* _Text extract_

####################

Recent property listings of note

Property editor Linda Rowley, 17/04/2019

Scott Creek, a Northern Territory station once owned by the Sultan of Brunei has been listed with a $12 million (bare) price tag.

THIS week’s property review includes a wrap-up of interesting recent listings across the country, and a separate article of recently completed sales of note.

  • Former trophy station ripe for glory again
  • Roxas operation fails to sell and is relisted
  • Two SA operations boasting scale
  • Marmboo returns to the market
  • Productive country close to Brisbane
  • Further leucaena potential on Moura’s Wilga Vale
  • Corfield block grassed-up and ready to go
  • Abundance of grass on fattening property Carodon
  • Wing Vee returns to the market
  • New England block returns to the market

Former trophy station ripe for glory again

A former Northern Territory ‘trophy’ station once owned by the Sultan of Brunei has been listed with a $12 million (bare) price tag.

The 101,850ha Scott Creek, (pictured above) 62km west of Katherine, was developed for cropping 40 years ago when large areas of the property were cleared and planted to sorghum.

Since then, a succession of owners has let the station slip, but the Melbourne-based Gschwenter family, who have owned Scott Creek since 2008, believe the operation has huge potential and with the right investor will be successful again.

Alison Ross from Elders Katherine agrees, saying it is one of the few larger parcels of land in the NT with quality soils and overlying water resources.

“Scott Creek boasts abundant ground water (Oolloo, Tindal and Jinkukin aquifers) with irrigation potential. The Katherine River flows through the property and the Flora River runs to the northern boundary, and possible dam sites have been identified along the western escarpment country,” she said.

Scott Creek is suitable for breeding and backgrounding and is rated to carry 10,500AE. However, it is currently running 7000 Brahman cattle.

The country consists of black and brown soils, grassed plains and river alluvials. It sits on top of three very large aquifers, boasts river and creek frontages and has an average 1000mm rainfall.

Around 1400ha of the property is cleared and is currently planted with Jarra and various grasses. However, it is also suitable for improved pastures, export cattle depot work or hay.

####################

* _Problem 1_
Edit the records from the start through the line with "x-tick-label: Sema3F — [966, 438, 1038, 459]" by replacing "y-tick-label" with "y-axis-tick" and leaving everything else unchanged. Give back only those lines.

####################

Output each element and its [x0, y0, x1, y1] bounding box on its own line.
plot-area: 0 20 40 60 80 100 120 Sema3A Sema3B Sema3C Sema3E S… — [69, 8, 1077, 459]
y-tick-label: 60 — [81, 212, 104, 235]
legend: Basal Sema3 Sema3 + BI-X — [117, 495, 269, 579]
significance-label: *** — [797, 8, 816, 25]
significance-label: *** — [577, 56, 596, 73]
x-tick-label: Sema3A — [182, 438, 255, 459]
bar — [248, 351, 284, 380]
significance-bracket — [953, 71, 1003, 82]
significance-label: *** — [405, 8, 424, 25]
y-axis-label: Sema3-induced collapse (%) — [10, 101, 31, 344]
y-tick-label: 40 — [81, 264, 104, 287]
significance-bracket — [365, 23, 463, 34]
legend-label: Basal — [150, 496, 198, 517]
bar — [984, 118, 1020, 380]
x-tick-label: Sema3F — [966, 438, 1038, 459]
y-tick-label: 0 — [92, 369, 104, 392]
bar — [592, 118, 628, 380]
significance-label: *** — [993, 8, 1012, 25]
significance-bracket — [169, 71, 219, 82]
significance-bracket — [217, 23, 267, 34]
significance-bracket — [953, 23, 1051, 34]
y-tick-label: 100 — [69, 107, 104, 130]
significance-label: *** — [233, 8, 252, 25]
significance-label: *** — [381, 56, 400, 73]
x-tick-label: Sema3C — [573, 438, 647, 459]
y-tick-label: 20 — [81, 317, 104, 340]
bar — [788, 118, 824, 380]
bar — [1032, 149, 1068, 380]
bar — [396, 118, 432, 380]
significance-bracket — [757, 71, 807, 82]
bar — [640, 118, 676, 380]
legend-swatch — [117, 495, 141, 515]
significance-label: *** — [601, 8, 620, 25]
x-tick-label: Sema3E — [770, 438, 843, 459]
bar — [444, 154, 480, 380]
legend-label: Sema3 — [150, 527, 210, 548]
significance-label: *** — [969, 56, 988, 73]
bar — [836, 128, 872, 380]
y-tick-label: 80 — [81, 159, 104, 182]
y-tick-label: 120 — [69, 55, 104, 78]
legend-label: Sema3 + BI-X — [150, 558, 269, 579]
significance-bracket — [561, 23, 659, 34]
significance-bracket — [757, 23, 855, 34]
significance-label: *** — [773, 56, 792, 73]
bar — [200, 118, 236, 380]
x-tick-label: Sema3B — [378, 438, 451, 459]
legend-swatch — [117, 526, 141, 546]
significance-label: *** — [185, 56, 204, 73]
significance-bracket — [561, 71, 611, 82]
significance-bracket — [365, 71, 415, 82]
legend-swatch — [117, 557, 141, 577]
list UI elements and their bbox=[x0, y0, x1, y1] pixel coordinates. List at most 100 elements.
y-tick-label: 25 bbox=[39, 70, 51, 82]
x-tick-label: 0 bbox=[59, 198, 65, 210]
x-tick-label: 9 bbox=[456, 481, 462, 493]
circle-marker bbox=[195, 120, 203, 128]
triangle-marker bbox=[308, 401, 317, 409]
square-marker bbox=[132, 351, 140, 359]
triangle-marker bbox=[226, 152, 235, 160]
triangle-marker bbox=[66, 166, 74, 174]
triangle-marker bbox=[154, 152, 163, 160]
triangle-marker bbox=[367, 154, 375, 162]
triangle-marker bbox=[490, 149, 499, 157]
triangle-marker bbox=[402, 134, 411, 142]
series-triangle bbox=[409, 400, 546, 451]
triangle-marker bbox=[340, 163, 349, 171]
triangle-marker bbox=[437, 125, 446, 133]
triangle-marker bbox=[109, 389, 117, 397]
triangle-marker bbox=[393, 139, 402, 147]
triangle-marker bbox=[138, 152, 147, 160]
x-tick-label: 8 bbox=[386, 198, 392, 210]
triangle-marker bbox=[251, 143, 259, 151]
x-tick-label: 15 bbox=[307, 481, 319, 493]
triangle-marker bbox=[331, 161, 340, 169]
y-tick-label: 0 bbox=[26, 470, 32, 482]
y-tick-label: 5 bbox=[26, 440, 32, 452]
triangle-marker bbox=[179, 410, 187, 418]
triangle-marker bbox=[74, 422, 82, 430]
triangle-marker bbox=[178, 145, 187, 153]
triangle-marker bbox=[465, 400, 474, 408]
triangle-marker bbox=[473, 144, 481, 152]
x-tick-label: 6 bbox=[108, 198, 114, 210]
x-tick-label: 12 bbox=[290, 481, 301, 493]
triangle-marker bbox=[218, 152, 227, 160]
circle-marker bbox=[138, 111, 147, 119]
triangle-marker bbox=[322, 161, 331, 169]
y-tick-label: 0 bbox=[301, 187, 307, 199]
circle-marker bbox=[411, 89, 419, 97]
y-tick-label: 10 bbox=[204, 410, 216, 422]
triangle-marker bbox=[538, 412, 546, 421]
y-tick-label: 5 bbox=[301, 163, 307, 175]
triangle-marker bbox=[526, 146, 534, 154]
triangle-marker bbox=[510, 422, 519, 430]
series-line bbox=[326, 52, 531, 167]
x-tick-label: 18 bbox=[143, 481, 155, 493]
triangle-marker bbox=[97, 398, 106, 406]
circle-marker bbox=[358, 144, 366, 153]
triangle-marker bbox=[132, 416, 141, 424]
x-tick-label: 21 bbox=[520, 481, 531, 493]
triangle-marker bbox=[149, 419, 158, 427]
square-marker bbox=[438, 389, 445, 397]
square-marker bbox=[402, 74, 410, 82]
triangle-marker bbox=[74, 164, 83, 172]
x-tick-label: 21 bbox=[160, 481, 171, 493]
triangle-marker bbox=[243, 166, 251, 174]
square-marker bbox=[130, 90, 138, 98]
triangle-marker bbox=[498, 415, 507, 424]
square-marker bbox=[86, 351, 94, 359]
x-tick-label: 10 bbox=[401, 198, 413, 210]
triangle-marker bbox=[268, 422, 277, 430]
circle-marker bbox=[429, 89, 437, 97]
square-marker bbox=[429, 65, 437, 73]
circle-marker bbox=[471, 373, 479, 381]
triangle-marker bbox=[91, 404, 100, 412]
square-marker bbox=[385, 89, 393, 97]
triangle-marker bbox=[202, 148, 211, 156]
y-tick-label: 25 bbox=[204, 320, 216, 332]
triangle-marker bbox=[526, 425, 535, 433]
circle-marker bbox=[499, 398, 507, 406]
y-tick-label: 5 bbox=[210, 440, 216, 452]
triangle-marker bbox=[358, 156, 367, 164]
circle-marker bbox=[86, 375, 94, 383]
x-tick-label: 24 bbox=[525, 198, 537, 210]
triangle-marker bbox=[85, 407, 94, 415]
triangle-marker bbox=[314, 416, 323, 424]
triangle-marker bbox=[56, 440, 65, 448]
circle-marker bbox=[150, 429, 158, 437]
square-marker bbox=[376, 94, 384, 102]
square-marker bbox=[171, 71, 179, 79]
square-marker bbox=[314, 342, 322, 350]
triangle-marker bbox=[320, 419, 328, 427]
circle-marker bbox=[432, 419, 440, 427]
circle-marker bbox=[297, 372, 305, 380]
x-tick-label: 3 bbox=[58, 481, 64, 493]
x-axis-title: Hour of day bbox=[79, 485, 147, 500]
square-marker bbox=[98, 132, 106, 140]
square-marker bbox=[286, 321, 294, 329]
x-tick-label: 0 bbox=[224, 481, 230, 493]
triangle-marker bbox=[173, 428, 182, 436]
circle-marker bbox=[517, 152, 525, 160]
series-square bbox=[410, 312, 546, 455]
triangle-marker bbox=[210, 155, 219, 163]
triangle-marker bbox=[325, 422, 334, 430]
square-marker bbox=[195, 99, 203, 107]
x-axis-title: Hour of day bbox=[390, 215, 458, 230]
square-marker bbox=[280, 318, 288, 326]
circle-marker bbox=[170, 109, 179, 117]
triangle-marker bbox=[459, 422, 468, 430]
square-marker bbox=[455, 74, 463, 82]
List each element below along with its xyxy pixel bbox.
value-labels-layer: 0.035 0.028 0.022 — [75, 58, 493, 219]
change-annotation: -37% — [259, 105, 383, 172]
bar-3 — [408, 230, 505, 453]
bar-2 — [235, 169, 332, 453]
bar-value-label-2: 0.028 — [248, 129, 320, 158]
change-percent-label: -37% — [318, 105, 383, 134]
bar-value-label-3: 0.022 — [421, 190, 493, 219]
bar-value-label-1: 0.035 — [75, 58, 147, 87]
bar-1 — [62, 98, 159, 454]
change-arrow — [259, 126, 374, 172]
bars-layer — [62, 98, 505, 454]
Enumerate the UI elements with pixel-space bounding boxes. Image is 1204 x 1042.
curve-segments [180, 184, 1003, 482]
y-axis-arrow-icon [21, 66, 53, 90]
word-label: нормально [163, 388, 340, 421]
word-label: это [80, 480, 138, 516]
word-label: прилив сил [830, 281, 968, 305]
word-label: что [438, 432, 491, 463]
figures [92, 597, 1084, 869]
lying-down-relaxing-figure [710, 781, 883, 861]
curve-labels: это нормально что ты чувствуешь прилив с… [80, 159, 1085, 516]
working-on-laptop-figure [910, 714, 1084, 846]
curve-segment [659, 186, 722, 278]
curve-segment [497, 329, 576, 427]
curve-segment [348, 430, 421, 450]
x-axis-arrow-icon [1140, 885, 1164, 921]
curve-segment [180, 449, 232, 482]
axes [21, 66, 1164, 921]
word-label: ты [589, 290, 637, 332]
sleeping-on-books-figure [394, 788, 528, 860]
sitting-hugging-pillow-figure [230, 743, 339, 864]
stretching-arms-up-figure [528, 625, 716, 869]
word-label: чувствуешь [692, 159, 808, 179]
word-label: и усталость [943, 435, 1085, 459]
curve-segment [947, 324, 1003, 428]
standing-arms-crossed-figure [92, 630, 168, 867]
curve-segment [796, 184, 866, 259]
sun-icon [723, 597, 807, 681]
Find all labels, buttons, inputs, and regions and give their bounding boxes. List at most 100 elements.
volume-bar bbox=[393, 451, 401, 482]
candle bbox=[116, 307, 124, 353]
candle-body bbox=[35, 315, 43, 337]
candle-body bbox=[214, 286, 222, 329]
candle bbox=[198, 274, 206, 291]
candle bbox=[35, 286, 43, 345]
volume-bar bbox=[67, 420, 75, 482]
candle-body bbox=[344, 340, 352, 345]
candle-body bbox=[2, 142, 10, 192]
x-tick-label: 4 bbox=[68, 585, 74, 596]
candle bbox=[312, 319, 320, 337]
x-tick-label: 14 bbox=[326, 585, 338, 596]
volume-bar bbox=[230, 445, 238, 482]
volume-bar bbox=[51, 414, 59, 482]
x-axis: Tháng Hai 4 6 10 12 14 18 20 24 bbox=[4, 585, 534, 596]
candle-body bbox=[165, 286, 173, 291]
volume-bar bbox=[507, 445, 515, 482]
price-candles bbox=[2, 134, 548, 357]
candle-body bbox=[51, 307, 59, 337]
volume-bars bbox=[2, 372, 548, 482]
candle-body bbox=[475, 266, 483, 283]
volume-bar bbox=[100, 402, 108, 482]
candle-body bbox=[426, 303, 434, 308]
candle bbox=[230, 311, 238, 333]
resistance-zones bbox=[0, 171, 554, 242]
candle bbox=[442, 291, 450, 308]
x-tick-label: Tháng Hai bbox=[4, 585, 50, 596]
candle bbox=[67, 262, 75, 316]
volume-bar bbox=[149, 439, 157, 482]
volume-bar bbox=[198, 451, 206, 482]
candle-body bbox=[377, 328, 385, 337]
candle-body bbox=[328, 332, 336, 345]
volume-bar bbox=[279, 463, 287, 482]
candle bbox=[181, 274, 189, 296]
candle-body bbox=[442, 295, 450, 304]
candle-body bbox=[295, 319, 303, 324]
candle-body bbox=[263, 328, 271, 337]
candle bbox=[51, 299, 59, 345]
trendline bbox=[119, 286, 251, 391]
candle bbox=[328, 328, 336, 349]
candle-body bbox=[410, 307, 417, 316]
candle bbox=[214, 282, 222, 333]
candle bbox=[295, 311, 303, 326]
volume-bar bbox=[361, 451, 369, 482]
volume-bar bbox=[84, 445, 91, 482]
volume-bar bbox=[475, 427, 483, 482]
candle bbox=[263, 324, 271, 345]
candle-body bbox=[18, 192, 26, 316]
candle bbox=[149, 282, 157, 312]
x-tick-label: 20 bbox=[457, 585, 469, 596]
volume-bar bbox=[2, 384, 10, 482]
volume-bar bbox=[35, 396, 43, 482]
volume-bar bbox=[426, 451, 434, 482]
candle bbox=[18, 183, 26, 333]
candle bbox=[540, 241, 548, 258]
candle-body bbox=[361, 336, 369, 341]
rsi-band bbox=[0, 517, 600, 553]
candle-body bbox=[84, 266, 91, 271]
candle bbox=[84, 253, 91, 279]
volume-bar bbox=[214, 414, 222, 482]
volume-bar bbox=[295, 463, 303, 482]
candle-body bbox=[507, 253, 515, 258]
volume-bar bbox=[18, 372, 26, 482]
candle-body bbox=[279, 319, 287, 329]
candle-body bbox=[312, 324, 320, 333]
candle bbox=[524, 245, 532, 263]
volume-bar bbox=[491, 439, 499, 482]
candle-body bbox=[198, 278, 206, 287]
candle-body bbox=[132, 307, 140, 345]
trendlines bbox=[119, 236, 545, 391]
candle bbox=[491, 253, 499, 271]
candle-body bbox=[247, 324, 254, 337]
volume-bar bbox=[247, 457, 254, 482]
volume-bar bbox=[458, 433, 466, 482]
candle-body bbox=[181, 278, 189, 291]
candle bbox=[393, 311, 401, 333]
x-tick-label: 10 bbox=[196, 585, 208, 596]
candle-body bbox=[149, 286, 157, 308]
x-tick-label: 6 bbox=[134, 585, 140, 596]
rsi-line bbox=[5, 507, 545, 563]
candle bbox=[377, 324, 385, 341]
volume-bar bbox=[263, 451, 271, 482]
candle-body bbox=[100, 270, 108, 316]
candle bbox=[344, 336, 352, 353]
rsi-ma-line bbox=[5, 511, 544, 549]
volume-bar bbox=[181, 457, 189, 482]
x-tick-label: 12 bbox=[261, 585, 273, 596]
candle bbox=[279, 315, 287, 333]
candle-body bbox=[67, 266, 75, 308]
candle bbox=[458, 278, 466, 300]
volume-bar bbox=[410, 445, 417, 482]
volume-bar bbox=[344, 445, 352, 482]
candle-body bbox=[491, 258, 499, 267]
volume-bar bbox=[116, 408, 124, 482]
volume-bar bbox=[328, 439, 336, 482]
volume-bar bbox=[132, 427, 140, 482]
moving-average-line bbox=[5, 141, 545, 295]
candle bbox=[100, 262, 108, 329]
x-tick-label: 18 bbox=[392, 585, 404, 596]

####################

* _Problem 2_
How would you put this sentence from the property listings article into Spanish: "Scott Creek is suitable for breeding and backgrounding and is rated to carry 10,500AE."

* _Task solution 1_
Output each element and its [x0, y0, x1, y1] bounding box on its own line.
plot-area: 0 20 40 60 80 100 120 Sema3A Sema3B Sema3C Sema3E S… — [69, 8, 1077, 459]
y-axis-tick: 60 — [81, 212, 104, 235]
legend: Basal Sema3 Sema3 + BI-X — [117, 495, 269, 579]
significance-label: *** — [797, 8, 816, 25]
significance-label: *** — [577, 56, 596, 73]
x-tick-label: Sema3A — [182, 438, 255, 459]
bar — [248, 351, 284, 380]
significance-bracket — [953, 71, 1003, 82]
significance-label: *** — [405, 8, 424, 25]
y-axis-label: Sema3-induced collapse (%) — [10, 101, 31, 344]
y-axis-tick: 40 — [81, 264, 104, 287]
significance-bracket — [365, 23, 463, 34]
legend-label: Basal — [150, 496, 198, 517]
bar — [984, 118, 1020, 380]
x-tick-label: Sema3F — [966, 438, 1038, 459]

* _Task solution 2_
Scott Creek es apto para la cría y la recría, y tiene una capacidad de carga estimada de 10.500 AE.